## YOUR GOAL
Using the entries that follow, state how many lines contain the word "information". The response is that number and nothing more.

## EXTRACTED DATA

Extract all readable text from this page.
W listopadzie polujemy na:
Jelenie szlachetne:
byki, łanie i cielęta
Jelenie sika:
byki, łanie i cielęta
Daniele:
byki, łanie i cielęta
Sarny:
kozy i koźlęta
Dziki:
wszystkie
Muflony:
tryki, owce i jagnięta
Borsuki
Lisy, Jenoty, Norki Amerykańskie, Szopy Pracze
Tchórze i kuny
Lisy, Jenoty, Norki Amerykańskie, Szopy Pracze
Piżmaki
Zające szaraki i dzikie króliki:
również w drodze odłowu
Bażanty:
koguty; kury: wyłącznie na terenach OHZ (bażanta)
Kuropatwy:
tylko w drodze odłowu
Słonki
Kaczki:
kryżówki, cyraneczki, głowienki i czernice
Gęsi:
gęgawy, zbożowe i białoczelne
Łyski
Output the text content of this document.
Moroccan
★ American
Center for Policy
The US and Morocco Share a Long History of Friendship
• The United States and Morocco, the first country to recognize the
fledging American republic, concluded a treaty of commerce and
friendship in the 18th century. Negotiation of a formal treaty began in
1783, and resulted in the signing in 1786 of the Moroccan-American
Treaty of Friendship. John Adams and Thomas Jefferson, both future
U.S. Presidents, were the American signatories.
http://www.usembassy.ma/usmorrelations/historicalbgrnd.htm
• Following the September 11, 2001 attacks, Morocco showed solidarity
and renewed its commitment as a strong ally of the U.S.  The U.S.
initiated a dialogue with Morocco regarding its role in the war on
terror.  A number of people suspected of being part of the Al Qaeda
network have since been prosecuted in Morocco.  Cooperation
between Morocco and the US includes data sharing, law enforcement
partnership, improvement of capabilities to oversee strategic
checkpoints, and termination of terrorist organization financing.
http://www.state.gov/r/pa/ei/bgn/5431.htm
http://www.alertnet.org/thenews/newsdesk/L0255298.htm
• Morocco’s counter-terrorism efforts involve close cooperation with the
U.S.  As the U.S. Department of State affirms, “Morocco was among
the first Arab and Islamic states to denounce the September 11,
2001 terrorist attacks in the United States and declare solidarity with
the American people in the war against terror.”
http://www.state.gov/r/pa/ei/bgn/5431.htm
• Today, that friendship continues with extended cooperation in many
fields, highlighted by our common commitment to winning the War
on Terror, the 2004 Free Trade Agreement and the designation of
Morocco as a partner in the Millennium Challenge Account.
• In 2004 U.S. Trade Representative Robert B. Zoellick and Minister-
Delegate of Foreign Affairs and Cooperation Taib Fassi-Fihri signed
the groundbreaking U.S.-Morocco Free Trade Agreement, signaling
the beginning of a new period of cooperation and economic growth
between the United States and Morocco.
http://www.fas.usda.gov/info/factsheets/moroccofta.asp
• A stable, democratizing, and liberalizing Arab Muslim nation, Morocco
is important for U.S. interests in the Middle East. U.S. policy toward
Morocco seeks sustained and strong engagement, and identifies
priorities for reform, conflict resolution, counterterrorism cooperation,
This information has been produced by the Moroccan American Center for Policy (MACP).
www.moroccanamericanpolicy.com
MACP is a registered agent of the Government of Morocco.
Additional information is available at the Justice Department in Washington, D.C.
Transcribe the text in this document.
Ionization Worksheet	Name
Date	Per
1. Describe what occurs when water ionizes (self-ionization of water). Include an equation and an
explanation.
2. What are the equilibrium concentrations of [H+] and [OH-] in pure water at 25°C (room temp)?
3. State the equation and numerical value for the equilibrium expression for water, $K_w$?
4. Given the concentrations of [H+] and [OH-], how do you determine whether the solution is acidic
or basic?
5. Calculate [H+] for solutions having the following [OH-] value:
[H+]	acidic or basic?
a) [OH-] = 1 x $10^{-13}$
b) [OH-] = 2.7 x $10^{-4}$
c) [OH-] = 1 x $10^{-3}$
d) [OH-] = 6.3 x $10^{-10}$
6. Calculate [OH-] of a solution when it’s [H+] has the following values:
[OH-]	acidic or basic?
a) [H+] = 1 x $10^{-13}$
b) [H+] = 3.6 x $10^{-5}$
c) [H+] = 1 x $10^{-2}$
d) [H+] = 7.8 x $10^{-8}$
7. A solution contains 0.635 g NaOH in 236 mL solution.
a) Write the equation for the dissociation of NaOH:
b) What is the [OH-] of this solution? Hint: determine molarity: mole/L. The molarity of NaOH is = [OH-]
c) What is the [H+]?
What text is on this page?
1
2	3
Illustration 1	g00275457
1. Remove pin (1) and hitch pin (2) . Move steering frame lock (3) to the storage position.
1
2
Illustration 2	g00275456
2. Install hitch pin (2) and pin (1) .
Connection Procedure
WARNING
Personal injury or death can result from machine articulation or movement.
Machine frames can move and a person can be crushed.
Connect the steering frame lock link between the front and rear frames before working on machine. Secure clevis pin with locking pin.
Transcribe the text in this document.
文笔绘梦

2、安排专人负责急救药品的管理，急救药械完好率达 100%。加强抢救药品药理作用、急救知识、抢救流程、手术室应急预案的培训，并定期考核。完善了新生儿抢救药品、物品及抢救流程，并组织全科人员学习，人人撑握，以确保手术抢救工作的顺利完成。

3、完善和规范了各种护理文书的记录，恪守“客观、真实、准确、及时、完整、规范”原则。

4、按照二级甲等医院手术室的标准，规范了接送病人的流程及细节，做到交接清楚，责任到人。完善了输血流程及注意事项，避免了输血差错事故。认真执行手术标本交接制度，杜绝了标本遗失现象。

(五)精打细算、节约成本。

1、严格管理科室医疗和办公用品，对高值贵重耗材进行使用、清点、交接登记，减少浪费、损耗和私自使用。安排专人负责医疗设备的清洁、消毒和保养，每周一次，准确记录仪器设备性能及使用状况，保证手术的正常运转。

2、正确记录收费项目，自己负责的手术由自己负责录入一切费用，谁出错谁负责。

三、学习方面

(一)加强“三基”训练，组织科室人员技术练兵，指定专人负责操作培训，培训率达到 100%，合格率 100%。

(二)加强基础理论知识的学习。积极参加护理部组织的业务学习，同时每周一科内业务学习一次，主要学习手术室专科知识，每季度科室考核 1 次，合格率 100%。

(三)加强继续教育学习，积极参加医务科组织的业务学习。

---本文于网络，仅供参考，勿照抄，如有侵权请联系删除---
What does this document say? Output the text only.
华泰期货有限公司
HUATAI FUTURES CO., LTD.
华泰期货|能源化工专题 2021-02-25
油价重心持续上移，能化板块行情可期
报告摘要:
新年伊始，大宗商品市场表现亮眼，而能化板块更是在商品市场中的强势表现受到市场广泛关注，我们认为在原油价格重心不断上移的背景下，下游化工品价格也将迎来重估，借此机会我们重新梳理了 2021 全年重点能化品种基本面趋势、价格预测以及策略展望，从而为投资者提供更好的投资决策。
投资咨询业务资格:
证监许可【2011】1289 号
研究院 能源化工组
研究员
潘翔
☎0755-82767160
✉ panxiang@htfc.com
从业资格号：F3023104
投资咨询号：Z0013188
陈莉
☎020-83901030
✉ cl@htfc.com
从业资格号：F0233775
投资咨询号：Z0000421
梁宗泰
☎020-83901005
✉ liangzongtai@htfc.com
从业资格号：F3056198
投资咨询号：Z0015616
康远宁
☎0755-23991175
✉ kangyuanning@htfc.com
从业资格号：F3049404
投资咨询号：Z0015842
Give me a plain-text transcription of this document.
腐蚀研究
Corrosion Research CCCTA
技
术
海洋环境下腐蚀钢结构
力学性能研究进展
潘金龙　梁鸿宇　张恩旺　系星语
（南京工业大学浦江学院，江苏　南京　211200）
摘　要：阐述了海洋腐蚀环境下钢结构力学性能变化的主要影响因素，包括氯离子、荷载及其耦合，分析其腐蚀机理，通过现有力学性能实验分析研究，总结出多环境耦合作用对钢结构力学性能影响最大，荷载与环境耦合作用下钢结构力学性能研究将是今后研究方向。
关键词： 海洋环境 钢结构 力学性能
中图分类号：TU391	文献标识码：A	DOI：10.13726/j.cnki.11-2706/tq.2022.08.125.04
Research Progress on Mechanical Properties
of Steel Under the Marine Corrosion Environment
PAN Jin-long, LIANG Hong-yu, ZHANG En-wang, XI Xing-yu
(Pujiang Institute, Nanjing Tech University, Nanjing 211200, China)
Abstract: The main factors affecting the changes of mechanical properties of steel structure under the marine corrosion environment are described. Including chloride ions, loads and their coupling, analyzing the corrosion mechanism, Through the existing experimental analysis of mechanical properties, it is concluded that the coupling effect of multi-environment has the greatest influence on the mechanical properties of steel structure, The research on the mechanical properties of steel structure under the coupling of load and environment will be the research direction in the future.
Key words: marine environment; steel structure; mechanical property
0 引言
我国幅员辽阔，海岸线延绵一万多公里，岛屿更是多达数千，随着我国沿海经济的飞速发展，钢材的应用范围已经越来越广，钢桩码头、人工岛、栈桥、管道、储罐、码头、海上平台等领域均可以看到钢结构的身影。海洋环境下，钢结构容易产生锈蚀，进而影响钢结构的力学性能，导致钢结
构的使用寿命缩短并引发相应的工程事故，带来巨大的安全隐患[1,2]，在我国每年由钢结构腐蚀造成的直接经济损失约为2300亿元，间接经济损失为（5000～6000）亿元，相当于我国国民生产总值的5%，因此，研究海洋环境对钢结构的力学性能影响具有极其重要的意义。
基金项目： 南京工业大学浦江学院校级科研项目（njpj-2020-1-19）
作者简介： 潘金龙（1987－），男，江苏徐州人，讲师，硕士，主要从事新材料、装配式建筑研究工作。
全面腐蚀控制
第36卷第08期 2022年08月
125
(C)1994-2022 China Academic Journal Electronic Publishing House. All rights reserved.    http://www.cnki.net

## ANSWER BELOW
2